Given request ▸
Only lines holding the string "this" are wanted; copy each one from the material.

The records ▸
(begin)

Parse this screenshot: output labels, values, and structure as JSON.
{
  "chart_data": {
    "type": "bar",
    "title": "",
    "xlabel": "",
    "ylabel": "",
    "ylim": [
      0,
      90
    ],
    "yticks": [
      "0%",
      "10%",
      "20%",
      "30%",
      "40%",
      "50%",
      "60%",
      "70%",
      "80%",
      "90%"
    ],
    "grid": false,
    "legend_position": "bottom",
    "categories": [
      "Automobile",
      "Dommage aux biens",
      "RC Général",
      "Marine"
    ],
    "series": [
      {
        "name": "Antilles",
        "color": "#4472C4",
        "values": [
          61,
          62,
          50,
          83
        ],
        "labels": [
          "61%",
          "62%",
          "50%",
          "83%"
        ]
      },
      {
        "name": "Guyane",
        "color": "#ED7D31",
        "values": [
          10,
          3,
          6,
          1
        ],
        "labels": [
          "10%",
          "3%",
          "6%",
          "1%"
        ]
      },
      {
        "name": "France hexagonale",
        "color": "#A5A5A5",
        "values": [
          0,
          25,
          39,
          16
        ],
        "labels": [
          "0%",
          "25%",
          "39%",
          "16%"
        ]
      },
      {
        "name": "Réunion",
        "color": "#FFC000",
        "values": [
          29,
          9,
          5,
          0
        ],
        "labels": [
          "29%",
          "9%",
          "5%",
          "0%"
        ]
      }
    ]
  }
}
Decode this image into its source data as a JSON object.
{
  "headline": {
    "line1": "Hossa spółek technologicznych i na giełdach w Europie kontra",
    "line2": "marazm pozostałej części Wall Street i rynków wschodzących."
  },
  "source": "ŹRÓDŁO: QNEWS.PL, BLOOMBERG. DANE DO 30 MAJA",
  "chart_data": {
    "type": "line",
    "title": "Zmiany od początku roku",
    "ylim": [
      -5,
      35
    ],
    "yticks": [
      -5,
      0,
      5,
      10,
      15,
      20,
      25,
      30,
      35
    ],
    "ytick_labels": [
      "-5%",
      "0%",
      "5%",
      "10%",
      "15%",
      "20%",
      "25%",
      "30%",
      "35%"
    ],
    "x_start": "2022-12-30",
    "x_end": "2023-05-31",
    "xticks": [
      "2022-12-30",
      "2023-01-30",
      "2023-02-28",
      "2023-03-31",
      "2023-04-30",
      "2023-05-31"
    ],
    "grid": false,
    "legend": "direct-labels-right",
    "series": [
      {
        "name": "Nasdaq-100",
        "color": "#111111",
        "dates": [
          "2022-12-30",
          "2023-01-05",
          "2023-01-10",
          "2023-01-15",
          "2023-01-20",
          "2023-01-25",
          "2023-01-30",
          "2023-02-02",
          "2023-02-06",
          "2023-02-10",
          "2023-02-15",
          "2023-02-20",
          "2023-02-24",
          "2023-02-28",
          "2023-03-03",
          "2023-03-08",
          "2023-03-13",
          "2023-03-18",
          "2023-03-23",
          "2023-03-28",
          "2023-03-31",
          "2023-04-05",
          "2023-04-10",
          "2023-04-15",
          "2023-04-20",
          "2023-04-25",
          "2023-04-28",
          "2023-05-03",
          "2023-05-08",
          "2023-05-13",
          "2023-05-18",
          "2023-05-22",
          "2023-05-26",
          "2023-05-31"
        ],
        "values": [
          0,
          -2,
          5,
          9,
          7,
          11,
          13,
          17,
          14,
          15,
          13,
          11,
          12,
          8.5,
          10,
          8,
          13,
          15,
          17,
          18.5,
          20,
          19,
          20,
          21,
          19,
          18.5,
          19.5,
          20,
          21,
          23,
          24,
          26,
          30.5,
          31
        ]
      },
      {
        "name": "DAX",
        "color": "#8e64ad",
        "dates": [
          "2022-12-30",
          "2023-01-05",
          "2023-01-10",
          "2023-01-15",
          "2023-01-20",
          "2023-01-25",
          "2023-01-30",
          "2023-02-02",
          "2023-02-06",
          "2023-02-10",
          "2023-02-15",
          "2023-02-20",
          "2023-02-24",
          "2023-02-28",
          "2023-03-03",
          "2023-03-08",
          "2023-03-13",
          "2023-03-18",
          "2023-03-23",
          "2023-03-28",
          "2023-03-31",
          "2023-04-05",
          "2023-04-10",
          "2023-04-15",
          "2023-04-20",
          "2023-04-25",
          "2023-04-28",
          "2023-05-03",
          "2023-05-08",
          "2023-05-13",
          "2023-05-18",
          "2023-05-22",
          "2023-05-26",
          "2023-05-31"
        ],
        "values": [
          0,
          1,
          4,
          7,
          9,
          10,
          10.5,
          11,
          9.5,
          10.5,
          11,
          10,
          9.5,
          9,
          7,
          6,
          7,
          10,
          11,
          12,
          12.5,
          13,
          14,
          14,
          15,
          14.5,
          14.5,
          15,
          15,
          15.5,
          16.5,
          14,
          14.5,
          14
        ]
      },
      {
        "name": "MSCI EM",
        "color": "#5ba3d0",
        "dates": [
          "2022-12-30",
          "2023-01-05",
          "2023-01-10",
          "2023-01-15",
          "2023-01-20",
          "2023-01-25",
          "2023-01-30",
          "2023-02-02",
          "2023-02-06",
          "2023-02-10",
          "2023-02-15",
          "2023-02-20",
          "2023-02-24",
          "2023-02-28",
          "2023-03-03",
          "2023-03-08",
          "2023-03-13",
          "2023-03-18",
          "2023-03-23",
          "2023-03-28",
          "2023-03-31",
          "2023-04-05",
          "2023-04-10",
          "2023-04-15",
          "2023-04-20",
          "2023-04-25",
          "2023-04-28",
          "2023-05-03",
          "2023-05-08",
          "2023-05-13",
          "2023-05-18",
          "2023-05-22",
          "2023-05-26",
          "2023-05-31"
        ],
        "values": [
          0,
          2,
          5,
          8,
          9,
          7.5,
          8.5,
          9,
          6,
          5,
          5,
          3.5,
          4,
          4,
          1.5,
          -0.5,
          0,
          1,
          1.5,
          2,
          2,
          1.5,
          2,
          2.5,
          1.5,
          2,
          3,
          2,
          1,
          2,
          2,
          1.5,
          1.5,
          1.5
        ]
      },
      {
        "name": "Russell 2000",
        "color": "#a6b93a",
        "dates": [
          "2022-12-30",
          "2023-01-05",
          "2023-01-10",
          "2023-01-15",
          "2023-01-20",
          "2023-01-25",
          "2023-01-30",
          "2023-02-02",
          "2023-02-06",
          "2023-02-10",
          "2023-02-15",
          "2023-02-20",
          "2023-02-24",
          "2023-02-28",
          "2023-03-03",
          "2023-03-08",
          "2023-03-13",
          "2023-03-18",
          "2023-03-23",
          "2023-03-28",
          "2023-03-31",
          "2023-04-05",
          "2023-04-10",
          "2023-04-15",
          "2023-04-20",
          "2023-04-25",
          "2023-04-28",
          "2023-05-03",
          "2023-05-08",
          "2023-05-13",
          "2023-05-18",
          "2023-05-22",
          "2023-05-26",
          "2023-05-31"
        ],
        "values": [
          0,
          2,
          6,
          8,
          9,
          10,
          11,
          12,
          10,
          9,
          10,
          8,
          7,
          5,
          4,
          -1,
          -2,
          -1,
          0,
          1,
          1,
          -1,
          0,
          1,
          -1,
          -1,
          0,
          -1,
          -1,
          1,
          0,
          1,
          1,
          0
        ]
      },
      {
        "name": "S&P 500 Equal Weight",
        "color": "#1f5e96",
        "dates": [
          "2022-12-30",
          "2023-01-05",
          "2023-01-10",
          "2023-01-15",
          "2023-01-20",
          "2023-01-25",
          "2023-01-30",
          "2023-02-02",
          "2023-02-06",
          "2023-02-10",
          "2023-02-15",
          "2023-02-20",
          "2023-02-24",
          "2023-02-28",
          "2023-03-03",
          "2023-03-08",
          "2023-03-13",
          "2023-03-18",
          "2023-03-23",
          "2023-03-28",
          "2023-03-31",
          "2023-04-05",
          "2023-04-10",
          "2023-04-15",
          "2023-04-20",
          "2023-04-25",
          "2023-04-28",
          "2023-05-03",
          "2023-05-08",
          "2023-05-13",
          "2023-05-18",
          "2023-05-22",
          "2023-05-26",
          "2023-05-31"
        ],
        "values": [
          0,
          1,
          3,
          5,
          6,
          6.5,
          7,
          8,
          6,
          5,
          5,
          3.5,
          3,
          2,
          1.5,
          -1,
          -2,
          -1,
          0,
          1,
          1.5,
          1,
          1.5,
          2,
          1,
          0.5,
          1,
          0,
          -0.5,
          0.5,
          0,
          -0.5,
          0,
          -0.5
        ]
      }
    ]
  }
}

(end)

Full answer ▸
Parse this screenshot: output labels, values, and structure as JSON.
Decode this image into its source data as a JSON object.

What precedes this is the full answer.